§ EXCERPTED PASSAGE

Why isn’t my phone ringing?

Energy and enthusiasm wins out

Maybe; is that why you see big corporations terminate highly paid upper management with all that accumulated wisdom and hire younger (and healthier) and cheaper replacements?

It was inevitable social commerce would grow with the way the social platforms were evolving, but how many of our compatriots have given this a try because they were forced to be an entrepreneur before they were ready?

The million dollar question is then, if energy and enthusiasm win out, how do you keep that light burning brightly so you remain the rainmaker you are capable of, always bringing above average value to the job; day in and day out regardless of the challenges you have to face?

If it was too easy I suppose everybody would be trying to do it, huh? At times, it seems like everybody is though.

What is your secret sauce?

If you are not independently wealthy and you kind of have to work because others are dependent on you; how do you keep it not only fun and interesting, but do it day after day, rain or shine?

§ JOB A
Identify and copy every line of the records below that contains the string "NOTTER".

§ DATA FOR PROCESSING
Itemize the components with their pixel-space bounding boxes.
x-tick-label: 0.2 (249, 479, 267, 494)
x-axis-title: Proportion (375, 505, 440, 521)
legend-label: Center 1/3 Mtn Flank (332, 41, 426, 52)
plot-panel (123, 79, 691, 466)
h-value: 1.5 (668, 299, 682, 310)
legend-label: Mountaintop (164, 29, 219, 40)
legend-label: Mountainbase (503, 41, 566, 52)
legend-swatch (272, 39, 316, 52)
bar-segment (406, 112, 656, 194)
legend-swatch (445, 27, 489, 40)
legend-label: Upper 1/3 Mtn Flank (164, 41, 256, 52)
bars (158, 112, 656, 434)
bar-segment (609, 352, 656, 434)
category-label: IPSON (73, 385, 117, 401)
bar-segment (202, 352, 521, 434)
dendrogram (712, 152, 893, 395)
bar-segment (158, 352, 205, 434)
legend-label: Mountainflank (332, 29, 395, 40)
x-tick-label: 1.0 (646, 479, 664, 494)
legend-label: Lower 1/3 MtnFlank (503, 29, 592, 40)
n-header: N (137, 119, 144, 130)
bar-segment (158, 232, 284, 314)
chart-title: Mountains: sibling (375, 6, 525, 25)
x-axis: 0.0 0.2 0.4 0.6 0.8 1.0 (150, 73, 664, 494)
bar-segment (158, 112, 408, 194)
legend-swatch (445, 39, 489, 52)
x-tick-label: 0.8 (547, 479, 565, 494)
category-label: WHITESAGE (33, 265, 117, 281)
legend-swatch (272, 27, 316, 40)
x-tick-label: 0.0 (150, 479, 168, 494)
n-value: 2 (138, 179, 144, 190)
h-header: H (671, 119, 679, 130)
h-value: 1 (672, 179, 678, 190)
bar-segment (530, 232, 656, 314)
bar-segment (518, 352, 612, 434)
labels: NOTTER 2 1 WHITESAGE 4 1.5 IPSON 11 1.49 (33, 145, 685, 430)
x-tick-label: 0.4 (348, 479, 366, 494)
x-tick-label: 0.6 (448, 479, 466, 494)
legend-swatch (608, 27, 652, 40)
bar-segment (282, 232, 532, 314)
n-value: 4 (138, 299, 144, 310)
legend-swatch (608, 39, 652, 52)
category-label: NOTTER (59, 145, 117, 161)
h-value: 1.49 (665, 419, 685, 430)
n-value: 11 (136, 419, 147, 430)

§ JOB B
Revise the passage on keeping up energy and enthusiasm at work, between "It was inevitable social" and "rain or shine?", inclusive, so that "secret sauce" is replaced with "special recipe".

§ FULL ANSWER A
labels: NOTTER 2 1 WHITESAGE 4 1.5 IPSON 11 1.49 (33, 145, 685, 430)
category-label: NOTTER (59, 145, 117, 161)

§ FULL ANSWER B
It was inevitable social commerce would grow with the way the social platforms were evolving, but how many of our compatriots have given this a try because they were forced to be an entrepreneur before they were ready?

The million dollar question is then, if energy and enthusiasm win out, how do you keep that light burning brightly so you remain the rainmaker you are capable of, always bringing above average value to the job; day in and day out regardless of the challenges you have to face?

If it was too easy I suppose everybody would be trying to do it, huh? At times, it seems like everybody is though.

What is your special recipe?

If you are not independently wealthy and you kind of have to work because others are dependent on you; how do you keep it not only fun and interesting, but do it day after day, rain or shine?